===== Dataset records =====
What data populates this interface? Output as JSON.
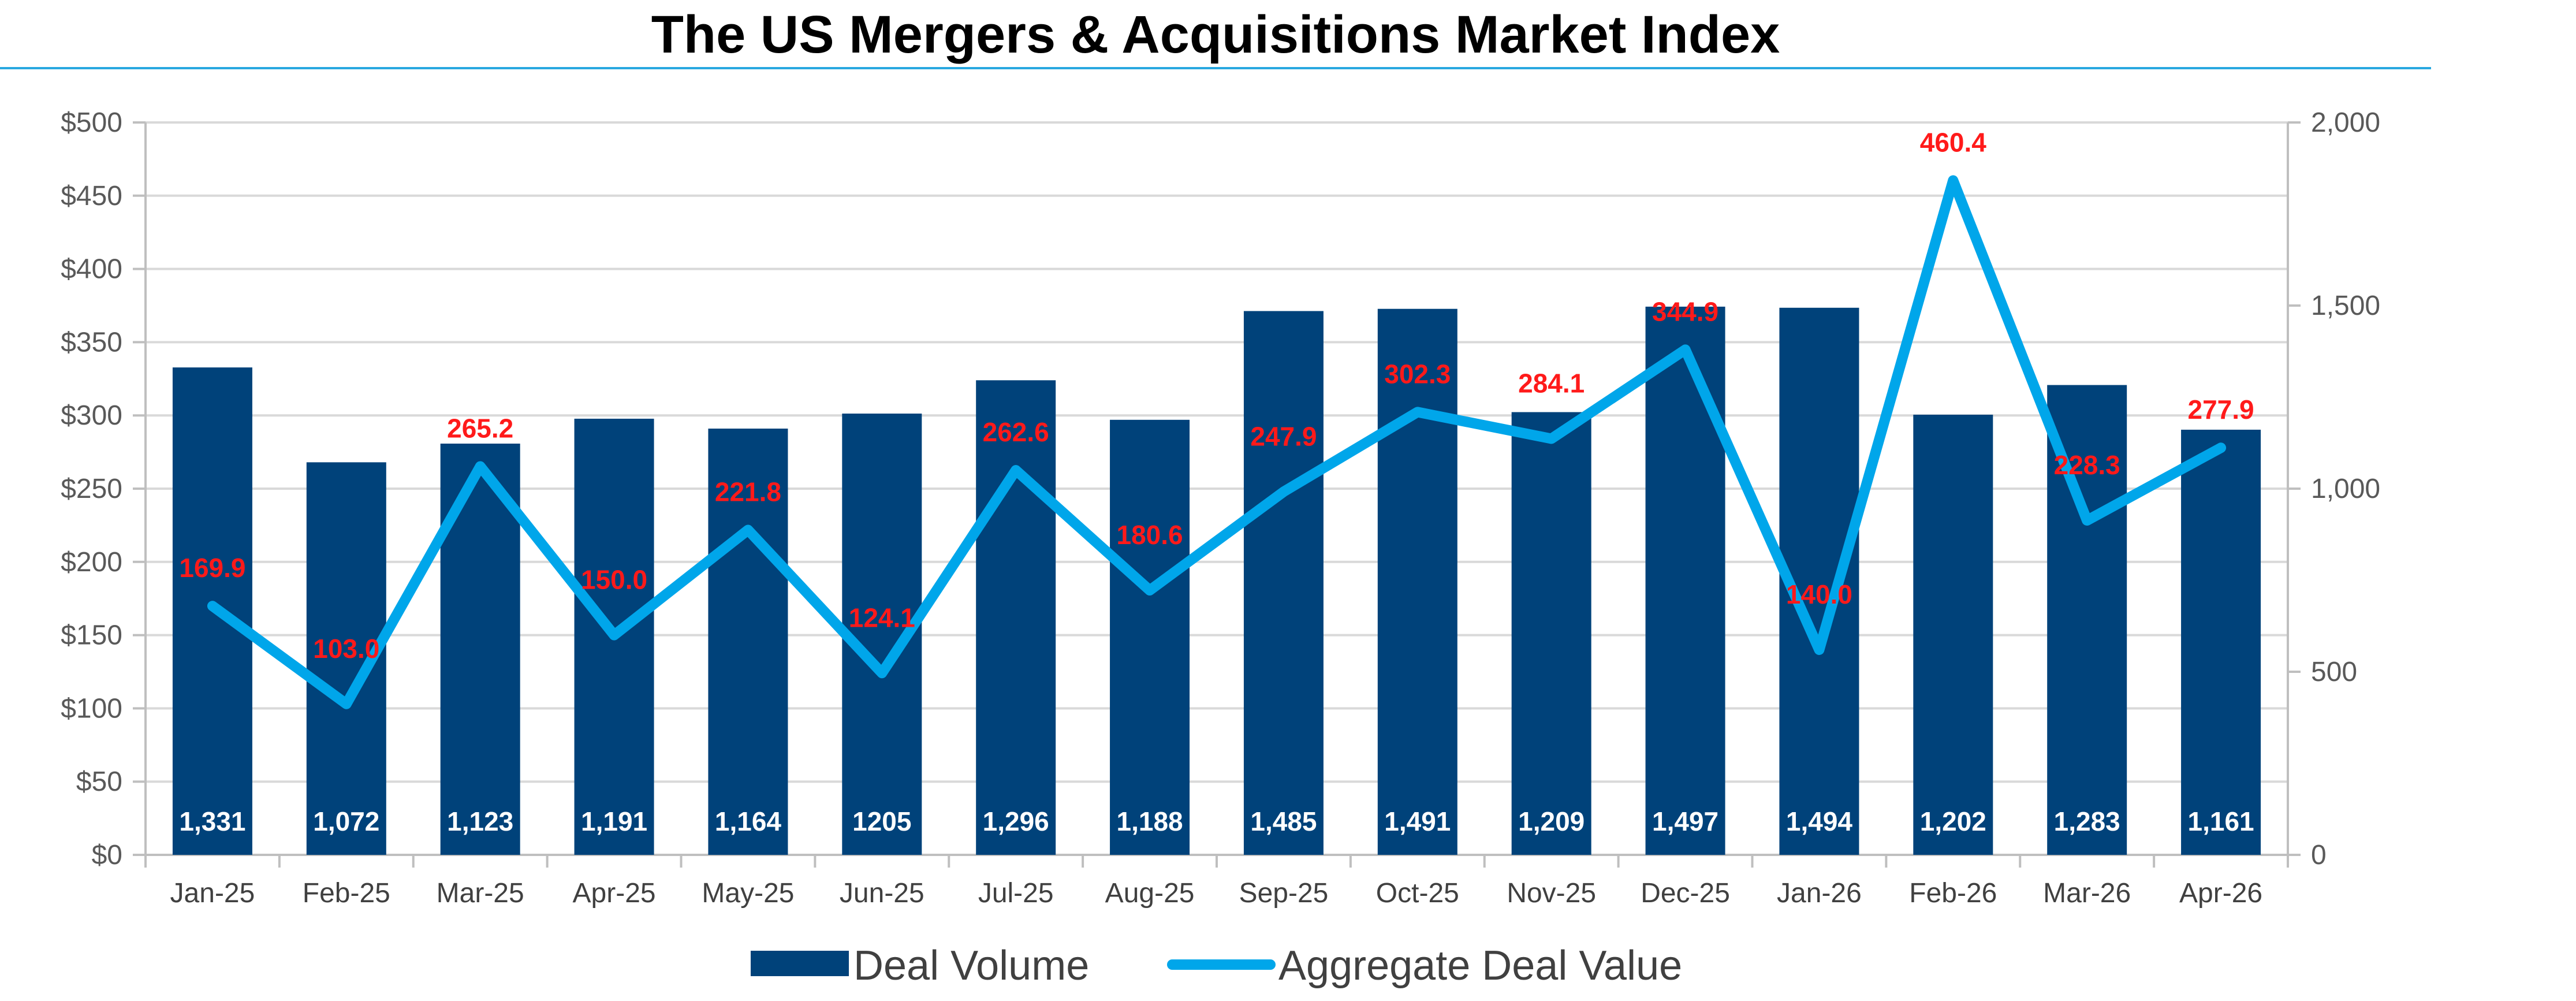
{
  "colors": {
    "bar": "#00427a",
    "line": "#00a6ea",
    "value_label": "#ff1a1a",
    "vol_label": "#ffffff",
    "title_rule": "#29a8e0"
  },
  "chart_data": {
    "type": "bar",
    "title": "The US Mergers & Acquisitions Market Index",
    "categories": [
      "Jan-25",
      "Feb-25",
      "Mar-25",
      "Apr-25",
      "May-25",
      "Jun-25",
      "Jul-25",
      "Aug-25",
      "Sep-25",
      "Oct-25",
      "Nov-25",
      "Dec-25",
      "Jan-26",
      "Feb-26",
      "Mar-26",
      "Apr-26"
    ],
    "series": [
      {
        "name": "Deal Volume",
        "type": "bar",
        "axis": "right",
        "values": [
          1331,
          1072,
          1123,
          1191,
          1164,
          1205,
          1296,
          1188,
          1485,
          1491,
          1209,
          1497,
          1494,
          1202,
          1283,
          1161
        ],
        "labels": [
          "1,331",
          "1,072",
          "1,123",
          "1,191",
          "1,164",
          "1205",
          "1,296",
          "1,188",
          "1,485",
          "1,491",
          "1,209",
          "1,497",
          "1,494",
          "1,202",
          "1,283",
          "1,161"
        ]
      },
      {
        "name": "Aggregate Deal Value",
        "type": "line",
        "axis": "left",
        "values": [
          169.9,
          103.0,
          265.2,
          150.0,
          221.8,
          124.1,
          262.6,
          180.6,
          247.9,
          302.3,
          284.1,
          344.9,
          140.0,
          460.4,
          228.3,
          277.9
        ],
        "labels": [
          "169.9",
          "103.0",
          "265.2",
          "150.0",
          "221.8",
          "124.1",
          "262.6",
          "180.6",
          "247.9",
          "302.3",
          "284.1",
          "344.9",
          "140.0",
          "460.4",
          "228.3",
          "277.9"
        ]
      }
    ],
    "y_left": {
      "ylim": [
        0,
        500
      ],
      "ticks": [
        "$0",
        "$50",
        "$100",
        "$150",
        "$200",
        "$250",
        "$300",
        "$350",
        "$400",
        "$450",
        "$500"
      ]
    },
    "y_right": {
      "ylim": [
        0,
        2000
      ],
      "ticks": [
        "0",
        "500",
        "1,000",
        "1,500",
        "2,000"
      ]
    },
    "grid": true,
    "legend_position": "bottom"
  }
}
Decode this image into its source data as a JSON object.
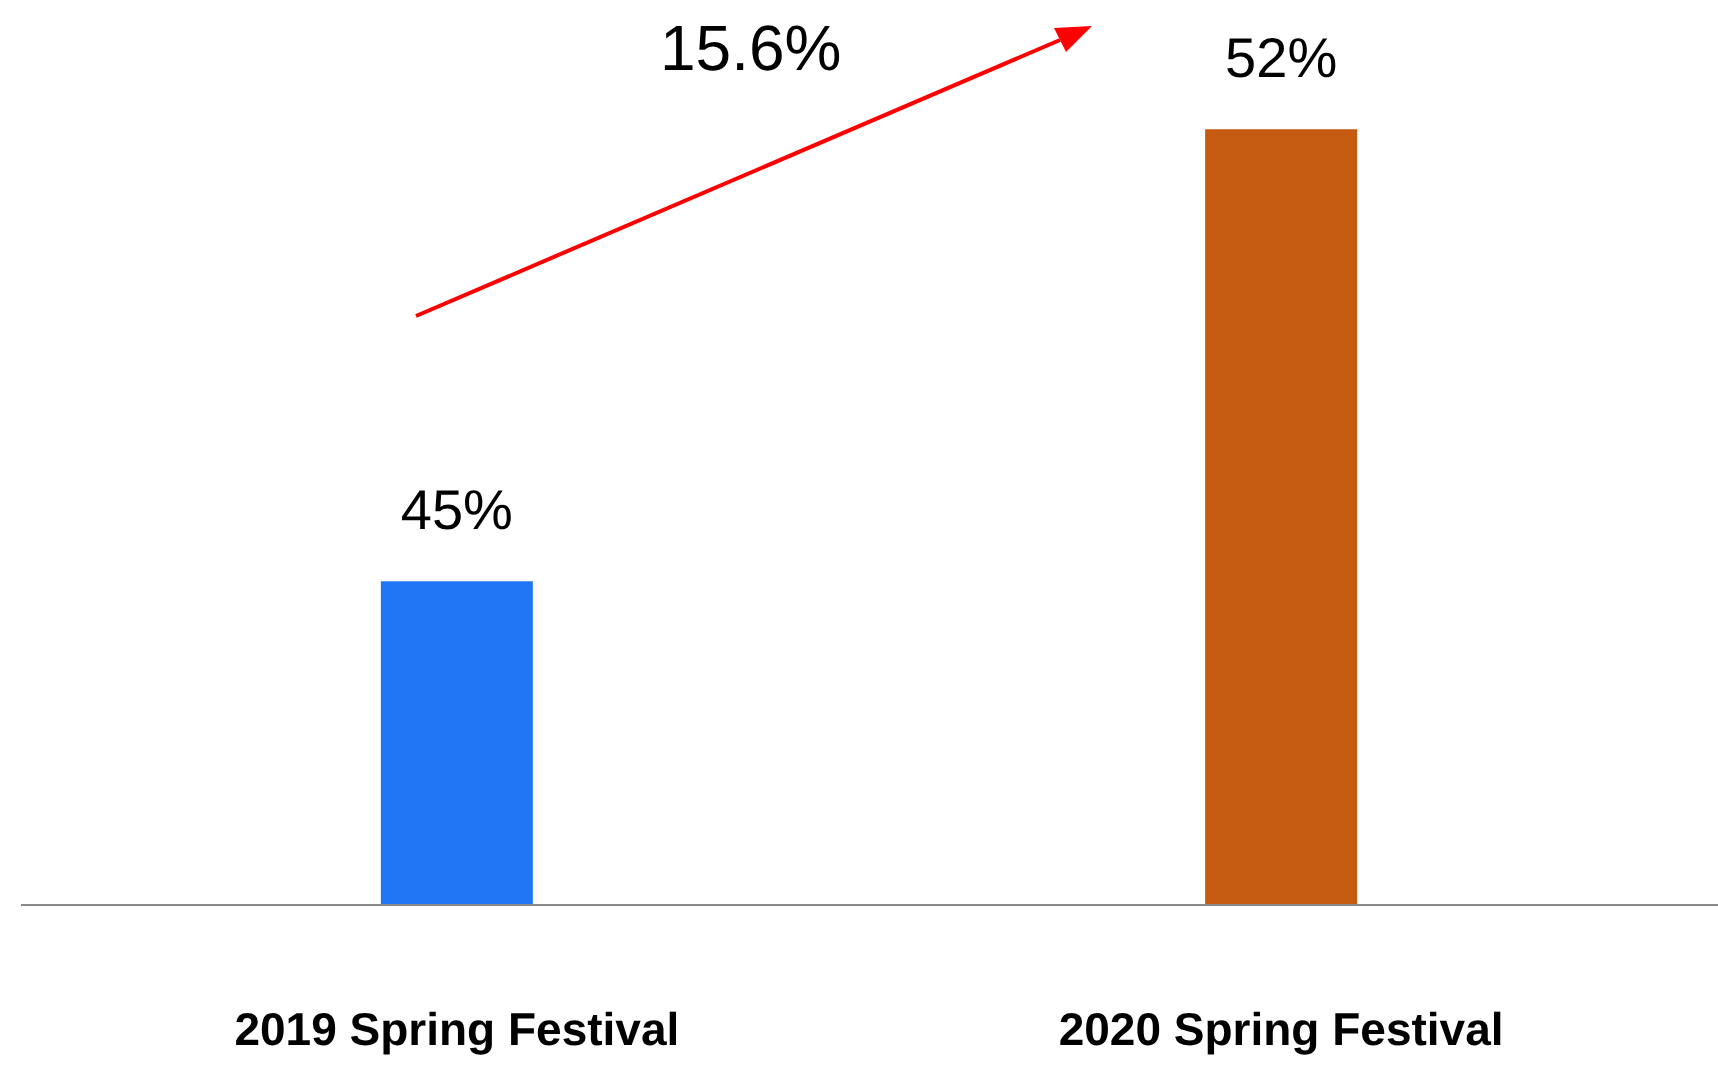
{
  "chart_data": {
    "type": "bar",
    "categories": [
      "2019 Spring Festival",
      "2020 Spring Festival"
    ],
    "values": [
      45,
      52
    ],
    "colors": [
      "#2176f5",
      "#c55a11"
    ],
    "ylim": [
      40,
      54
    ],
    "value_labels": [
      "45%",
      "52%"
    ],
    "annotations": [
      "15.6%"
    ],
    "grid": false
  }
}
=====
===== Dataset records =====
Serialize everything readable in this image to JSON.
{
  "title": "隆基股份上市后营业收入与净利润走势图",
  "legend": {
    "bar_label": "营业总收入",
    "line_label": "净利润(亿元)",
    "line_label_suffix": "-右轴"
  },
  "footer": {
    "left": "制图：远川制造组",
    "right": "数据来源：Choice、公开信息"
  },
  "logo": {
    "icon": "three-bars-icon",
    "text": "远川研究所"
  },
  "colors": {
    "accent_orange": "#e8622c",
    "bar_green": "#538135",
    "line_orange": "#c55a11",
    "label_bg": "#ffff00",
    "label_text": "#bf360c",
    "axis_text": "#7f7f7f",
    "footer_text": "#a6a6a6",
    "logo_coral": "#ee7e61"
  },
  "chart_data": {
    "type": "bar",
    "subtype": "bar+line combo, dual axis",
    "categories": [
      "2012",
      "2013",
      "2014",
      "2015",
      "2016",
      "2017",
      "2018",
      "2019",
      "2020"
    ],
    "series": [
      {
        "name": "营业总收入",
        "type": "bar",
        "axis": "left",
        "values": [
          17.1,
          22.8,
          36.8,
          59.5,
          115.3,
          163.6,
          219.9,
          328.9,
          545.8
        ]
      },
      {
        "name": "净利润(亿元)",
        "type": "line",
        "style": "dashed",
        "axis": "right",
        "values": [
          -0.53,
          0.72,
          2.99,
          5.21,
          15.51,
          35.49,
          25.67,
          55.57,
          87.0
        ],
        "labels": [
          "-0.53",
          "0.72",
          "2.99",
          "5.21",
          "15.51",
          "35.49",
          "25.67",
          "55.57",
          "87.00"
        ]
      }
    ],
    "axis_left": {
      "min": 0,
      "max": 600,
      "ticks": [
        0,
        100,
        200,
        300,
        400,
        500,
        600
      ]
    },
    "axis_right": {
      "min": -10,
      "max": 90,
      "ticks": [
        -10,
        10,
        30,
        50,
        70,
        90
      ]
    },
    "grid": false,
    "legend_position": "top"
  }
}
=====
===== Dataset records =====
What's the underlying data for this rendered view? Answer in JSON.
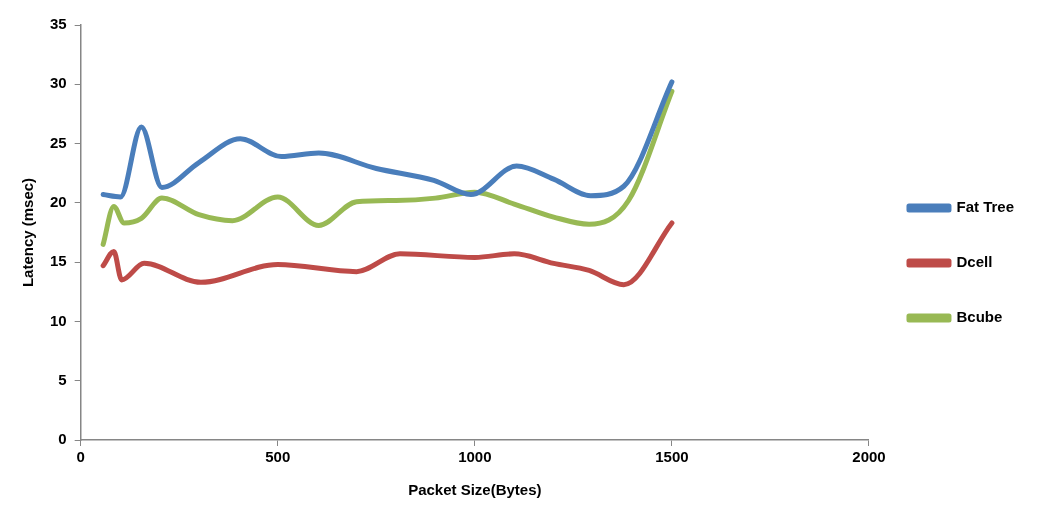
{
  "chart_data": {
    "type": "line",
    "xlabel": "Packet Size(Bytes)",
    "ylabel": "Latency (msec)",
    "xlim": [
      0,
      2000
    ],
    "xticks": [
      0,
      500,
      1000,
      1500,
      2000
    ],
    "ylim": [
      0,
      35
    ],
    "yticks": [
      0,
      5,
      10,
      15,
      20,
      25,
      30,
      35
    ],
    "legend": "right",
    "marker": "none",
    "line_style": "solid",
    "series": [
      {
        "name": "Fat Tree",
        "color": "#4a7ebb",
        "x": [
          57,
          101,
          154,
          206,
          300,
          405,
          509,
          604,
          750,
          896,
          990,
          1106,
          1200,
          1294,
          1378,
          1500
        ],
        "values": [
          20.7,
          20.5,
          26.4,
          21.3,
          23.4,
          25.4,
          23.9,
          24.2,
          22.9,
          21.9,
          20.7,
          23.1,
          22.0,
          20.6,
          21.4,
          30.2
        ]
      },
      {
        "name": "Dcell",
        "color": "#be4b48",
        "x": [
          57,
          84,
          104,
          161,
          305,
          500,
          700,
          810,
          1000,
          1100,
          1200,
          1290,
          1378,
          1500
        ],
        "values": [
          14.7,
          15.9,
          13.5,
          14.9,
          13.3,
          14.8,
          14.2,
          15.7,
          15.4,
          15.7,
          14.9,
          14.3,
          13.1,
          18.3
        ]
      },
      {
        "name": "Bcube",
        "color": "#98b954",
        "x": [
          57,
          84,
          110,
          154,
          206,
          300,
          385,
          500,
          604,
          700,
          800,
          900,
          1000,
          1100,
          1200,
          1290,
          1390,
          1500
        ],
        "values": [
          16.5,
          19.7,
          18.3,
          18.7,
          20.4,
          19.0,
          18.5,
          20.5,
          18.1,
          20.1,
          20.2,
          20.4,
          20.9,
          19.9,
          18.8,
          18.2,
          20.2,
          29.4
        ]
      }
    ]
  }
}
=====
Task to complete: Check each line above for the word "Festival", and copy the lines where it appears.

Response to the exercise:
      "2019 Spring Festival",
      "2020 Spring Festival"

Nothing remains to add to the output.